EXERCISE: Can you convert every line in the rows below into a numbered list, leaving out any blank lines?

MATERIAL FOR THIS EXERCISE:
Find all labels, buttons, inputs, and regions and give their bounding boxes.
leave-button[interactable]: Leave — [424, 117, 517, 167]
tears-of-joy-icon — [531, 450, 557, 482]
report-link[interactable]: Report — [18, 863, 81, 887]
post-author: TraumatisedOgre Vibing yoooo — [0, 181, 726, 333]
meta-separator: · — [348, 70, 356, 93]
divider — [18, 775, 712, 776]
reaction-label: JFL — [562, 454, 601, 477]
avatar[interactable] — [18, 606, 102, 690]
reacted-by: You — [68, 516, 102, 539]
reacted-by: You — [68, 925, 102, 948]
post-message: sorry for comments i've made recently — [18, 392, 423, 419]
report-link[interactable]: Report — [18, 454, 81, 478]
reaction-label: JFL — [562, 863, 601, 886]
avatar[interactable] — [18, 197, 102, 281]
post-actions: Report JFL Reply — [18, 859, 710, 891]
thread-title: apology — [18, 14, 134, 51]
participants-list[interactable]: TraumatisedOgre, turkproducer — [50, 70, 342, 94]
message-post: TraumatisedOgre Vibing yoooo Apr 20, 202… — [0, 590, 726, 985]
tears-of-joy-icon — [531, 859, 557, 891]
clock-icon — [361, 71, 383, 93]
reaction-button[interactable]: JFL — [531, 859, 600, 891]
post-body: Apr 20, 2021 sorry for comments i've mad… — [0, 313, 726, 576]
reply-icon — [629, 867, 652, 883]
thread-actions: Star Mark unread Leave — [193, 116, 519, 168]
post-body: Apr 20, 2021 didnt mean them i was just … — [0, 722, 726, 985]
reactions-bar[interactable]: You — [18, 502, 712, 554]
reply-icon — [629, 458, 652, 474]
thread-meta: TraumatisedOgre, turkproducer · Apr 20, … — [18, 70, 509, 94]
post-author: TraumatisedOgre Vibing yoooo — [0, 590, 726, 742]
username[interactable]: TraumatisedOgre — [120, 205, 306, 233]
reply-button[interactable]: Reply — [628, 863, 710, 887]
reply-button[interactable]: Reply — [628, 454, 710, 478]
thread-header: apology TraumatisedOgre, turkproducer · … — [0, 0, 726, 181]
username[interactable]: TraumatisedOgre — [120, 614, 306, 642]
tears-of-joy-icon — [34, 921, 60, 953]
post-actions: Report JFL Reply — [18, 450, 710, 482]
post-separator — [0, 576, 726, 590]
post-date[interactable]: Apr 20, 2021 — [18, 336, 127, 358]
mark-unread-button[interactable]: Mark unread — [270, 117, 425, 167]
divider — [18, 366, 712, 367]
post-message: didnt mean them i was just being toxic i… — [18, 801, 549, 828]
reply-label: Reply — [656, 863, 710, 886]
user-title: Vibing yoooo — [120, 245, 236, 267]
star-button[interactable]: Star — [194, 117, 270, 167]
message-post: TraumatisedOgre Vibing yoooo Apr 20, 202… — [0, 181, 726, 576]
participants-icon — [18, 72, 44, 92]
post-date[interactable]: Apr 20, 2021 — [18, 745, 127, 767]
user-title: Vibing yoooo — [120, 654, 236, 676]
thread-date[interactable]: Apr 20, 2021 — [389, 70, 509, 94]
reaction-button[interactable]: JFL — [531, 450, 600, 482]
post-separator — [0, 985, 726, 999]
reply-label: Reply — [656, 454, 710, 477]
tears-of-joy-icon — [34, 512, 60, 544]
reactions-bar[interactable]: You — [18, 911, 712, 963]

COMPLETED EXERCISE:
1. Find all labels, buttons, inputs, and regions and give their bounding boxes.
2. leave-button[interactable]: Leave — [424, 117, 517, 167]
3. tears-of-joy-icon — [531, 450, 557, 482]
4. report-link[interactable]: Report — [18, 863, 81, 887]
5. post-author: TraumatisedOgre Vibing yoooo — [0, 181, 726, 333]
6. meta-separator: · — [348, 70, 356, 93]
7. divider — [18, 775, 712, 776]
8. reaction-label: JFL — [562, 454, 601, 477]
9. avatar[interactable] — [18, 606, 102, 690]
10. reacted-by: You — [68, 516, 102, 539]
11. reacted-by: You — [68, 925, 102, 948]
12. post-message: sorry for comments i've made recently — [18, 392, 423, 419]
13. report-link[interactable]: Report — [18, 454, 81, 478]
14. reaction-label: JFL — [562, 863, 601, 886]
15. avatar[interactable] — [18, 197, 102, 281]
16. post-actions: Report JFL Reply — [18, 859, 710, 891]
17. thread-title: apology — [18, 14, 134, 51]
18. participants-list[interactable]: TraumatisedOgre, turkproducer — [50, 70, 342, 94]
19. message-post: TraumatisedOgre Vibing yoooo Apr 20, 202… — [0, 590, 726, 985]
20. tears-of-joy-icon — [531, 859, 557, 891]
21. clock-icon — [361, 71, 383, 93]
22. reaction-button[interactable]: JFL — [531, 859, 600, 891]
23. post-body: Apr 20, 2021 sorry for comments i've mad… — [0, 313, 726, 576]
24. reply-icon — [629, 867, 652, 883]
25. thread-actions: Star Mark unread Leave — [193, 116, 519, 168]
26. post-body: Apr 20, 2021 didnt mean them i was just … — [0, 722, 726, 985]
27. reactions-bar[interactable]: You — [18, 502, 712, 554]
28. reply-icon — [629, 458, 652, 474]
29. thread-meta: TraumatisedOgre, turkproducer · Apr 20, … — [18, 70, 509, 94]
30. post-author: TraumatisedOgre Vibing yoooo — [0, 590, 726, 742]
31. username[interactable]: TraumatisedOgre — [120, 205, 306, 233]
32. reply-button[interactable]: Reply — [628, 863, 710, 887]
33. reply-button[interactable]: Reply — [628, 454, 710, 478]
34. thread-header: apology TraumatisedOgre, turkproducer · … — [0, 0, 726, 181]
35. username[interactable]: TraumatisedOgre — [120, 614, 306, 642]
36. tears-of-joy-icon — [34, 921, 60, 953]
37. post-actions: Report JFL Reply — [18, 450, 710, 482]
38. post-separator — [0, 576, 726, 590]
39. post-date[interactable]: Apr 20, 2021 — [18, 336, 127, 358]
40. mark-unread-button[interactable]: Mark unread — [270, 117, 425, 167]
41. divider — [18, 366, 712, 367]
42. post-message: didnt mean them i was just being toxic i… — [18, 801, 549, 828]
43. reply-label: Reply — [656, 863, 710, 886]
44. user-title: Vibing yoooo — [120, 245, 236, 267]
45. star-button[interactable]: Star — [194, 117, 270, 167]
46. message-post: TraumatisedOgre Vibing yoooo Apr 20, 202… — [0, 181, 726, 576]
47. participants-icon — [18, 72, 44, 92]
48. post-date[interactable]: Apr 20, 2021 — [18, 745, 127, 767]
49. user-title: Vibing yoooo — [120, 654, 236, 676]
50. thread-date[interactable]: Apr 20, 2021 — [389, 70, 509, 94]
51. reaction-button[interactable]: JFL — [531, 450, 600, 482]
52. post-separator — [0, 985, 726, 999]
53. reply-label: Reply — [656, 454, 710, 477]
54. tears-of-joy-icon — [34, 512, 60, 544]
55. reactions-bar[interactable]: You — [18, 911, 712, 963]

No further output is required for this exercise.